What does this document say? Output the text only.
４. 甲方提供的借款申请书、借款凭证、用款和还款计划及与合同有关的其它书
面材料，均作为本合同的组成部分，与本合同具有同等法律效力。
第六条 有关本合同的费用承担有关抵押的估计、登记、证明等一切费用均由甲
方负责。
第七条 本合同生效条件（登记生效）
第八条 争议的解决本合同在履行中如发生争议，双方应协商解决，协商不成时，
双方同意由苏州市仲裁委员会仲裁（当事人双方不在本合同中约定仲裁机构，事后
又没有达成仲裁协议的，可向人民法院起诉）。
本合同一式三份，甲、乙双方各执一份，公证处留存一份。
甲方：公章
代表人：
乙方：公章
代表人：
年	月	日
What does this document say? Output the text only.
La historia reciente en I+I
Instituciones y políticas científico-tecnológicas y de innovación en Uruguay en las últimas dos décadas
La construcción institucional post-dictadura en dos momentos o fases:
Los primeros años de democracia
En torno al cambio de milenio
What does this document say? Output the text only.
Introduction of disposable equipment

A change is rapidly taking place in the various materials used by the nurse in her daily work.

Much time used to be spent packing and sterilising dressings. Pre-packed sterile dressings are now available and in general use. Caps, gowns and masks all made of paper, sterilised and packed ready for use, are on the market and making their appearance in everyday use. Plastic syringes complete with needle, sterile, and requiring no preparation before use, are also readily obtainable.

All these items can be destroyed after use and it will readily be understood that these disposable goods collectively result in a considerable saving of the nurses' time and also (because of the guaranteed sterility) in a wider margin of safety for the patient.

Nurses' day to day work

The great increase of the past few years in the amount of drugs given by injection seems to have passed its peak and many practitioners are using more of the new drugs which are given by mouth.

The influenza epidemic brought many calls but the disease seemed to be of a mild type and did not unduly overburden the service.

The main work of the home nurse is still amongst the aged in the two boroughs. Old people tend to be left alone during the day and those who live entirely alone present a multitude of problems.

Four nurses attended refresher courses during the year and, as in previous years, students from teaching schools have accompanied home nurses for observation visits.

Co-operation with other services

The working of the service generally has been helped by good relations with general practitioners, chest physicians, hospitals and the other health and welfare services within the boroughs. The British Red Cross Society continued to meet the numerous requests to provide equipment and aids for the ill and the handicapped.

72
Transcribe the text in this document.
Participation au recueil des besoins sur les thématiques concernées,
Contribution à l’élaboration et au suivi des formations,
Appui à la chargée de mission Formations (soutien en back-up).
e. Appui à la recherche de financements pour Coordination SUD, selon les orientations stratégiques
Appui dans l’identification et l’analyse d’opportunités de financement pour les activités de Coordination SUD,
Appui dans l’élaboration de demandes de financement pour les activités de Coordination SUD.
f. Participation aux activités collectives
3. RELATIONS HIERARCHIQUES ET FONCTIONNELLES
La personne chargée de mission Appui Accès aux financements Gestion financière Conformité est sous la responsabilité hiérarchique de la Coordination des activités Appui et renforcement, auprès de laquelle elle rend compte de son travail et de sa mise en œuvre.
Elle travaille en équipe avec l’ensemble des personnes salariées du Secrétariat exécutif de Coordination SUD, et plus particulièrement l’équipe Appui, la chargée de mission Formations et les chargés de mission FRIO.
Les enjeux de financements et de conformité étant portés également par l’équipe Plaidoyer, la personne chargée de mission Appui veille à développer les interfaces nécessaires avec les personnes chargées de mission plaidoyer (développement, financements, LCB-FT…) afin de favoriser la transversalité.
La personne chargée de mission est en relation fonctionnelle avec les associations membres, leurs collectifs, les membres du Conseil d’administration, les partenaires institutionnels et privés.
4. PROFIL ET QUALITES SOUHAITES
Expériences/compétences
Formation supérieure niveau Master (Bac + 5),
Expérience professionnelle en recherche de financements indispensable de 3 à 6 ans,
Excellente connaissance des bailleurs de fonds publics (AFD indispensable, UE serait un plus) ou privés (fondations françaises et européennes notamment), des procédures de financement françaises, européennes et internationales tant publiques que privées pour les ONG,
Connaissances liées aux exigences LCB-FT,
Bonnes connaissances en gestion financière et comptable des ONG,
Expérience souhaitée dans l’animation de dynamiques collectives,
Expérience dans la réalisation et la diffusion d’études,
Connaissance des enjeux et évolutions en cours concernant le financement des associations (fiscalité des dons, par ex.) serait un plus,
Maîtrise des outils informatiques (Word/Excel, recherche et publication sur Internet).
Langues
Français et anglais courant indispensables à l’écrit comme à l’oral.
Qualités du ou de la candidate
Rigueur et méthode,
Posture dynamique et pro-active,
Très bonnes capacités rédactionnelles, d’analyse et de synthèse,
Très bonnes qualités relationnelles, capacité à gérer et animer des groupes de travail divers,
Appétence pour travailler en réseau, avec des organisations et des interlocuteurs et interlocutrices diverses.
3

• **Instructions to follow**:
Give the number of lines in the records that contain the string "mission", with no other output.

• **Complete response**:
5